§ Aim of the exercise:
The records should be written out in full, with nothing altered.

──────

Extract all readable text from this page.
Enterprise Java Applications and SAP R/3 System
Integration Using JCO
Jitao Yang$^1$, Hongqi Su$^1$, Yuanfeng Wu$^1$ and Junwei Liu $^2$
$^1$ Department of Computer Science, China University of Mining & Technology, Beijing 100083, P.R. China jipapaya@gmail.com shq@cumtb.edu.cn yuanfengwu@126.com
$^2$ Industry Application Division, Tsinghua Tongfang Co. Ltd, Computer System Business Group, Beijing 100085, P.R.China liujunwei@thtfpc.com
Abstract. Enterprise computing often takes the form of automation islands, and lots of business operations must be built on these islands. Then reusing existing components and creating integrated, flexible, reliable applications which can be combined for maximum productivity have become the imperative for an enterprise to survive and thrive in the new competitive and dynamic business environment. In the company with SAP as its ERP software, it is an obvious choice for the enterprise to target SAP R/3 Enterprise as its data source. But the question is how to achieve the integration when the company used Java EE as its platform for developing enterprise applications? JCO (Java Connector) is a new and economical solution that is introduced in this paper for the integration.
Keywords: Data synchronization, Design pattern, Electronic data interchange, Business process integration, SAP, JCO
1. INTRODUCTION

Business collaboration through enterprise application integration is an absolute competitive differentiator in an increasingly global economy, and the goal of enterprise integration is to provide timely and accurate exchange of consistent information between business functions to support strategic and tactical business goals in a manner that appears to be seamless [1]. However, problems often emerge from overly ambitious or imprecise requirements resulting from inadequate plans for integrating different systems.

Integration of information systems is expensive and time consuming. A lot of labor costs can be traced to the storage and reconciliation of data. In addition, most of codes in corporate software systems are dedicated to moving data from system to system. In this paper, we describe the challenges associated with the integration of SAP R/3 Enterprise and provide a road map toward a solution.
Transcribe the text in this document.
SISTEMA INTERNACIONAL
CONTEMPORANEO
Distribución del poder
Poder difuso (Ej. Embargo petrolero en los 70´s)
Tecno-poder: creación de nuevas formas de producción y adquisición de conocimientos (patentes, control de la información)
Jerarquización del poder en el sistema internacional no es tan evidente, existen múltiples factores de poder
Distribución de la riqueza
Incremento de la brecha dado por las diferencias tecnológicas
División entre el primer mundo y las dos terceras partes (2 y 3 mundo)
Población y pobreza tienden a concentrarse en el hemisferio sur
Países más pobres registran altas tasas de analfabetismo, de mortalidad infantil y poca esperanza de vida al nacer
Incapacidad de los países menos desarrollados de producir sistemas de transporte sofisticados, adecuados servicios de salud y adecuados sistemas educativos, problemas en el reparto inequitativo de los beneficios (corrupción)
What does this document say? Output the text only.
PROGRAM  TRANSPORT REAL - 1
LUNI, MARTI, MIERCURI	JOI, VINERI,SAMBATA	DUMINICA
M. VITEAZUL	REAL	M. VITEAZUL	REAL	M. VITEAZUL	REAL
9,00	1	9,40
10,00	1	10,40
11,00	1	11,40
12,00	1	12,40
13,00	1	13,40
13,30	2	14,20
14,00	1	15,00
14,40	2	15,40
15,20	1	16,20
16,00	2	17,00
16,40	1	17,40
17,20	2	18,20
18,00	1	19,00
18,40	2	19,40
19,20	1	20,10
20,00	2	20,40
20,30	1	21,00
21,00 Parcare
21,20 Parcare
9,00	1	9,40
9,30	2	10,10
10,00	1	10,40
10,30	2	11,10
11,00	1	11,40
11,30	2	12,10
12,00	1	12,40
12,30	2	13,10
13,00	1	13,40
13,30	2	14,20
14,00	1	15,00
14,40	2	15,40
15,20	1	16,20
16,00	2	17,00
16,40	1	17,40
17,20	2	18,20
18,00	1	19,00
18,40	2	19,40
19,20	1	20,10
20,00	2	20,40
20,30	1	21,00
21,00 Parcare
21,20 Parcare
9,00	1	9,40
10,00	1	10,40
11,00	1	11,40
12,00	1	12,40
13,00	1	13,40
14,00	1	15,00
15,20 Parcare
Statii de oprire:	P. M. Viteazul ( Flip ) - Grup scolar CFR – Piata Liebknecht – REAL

──────

§ Answer to this problem:
Extract all readable text from this page.
Enterprise Java Applications and SAP R/3 System
Integration Using JCO
Jitao Yang$^1$, Hongqi Su$^1$, Yuanfeng Wu$^1$ and Junwei Liu $^2$
$^1$ Department of Computer Science, China University of Mining & Technology, Beijing 100083, P.R. China jipapaya@gmail.com shq@cumtb.edu.cn yuanfengwu@126.com
$^2$ Industry Application Division, Tsinghua Tongfang Co. Ltd, Computer System Business Group, Beijing 100085, P.R.China liujunwei@thtfpc.com
Abstract. Enterprise computing often takes the form of automation islands, and lots of business operations must be built on these islands. Then reusing existing components and creating integrated, flexible, reliable applications which can be combined for maximum productivity have become the imperative for an enterprise to survive and thrive in the new competitive and dynamic business environment. In the company with SAP as its ERP software, it is an obvious choice for the enterprise to target SAP R/3 Enterprise as its data source. But the question is how to achieve the integration when the company used Java EE as its platform for developing enterprise applications? JCO (Java Connector) is a new and economical solution that is introduced in this paper for the integration.
Keywords: Data synchronization, Design pattern, Electronic data interchange, Business process integration, SAP, JCO
1. INTRODUCTION

Business collaboration through enterprise application integration is an absolute competitive differentiator in an increasingly global economy, and the goal of enterprise integration is to provide timely and accurate exchange of consistent information between business functions to support strategic and tactical business goals in a manner that appears to be seamless [1]. However, problems often emerge from overly ambitious or imprecise requirements resulting from inadequate plans for integrating different systems.

Integration of information systems is expensive and time consuming. A lot of labor costs can be traced to the storage and reconciliation of data. In addition, most of codes in corporate software systems are dedicated to moving data from system to system. In this paper, we describe the challenges associated with the integration of SAP R/3 Enterprise and provide a road map toward a solution.
Transcribe the text in this document.
SISTEMA INTERNACIONAL
CONTEMPORANEO
Distribución del poder
Poder difuso (Ej. Embargo petrolero en los 70´s)
Tecno-poder: creación de nuevas formas de producción y adquisición de conocimientos (patentes, control de la información)
Jerarquización del poder en el sistema internacional no es tan evidente, existen múltiples factores de poder
Distribución de la riqueza
Incremento de la brecha dado por las diferencias tecnológicas
División entre el primer mundo y las dos terceras partes (2 y 3 mundo)
Población y pobreza tienden a concentrarse en el hemisferio sur
Países más pobres registran altas tasas de analfabetismo, de mortalidad infantil y poca esperanza de vida al nacer
Incapacidad de los países menos desarrollados de producir sistemas de transporte sofisticados, adecuados servicios de salud y adecuados sistemas educativos, problemas en el reparto inequitativo de los beneficios (corrupción)
What does this document say? Output the text only.
PROGRAM  TRANSPORT REAL - 1
LUNI, MARTI, MIERCURI	JOI, VINERI,SAMBATA	DUMINICA
M. VITEAZUL	REAL	M. VITEAZUL	REAL	M. VITEAZUL	REAL
9,00	1	9,40
10,00	1	10,40
11,00	1	11,40
12,00	1	12,40
13,00	1	13,40
13,30	2	14,20
14,00	1	15,00
14,40	2	15,40
15,20	1	16,20
16,00	2	17,00
16,40	1	17,40
17,20	2	18,20
18,00	1	19,00
18,40	2	19,40
19,20	1	20,10
20,00	2	20,40
20,30	1	21,00
21,00 Parcare
21,20 Parcare
9,00	1	9,40
9,30	2	10,10
10,00	1	10,40
10,30	2	11,10
11,00	1	11,40
11,30	2	12,10
12,00	1	12,40
12,30	2	13,10
13,00	1	13,40
13,30	2	14,20
14,00	1	15,00
14,40	2	15,40
15,20	1	16,20
16,00	2	17,00
16,40	1	17,40
17,20	2	18,20
18,00	1	19,00
18,40	2	19,40
19,20	1	20,10
20,00	2	20,40
20,30	1	21,00
21,00 Parcare
21,20 Parcare
9,00	1	9,40
10,00	1	10,40
11,00	1	11,40
12,00	1	12,40
13,00	1	13,40
14,00	1	15,00
15,20 Parcare
Statii de oprire:	P. M. Viteazul ( Flip ) - Grup scolar CFR – Piata Liebknecht – REAL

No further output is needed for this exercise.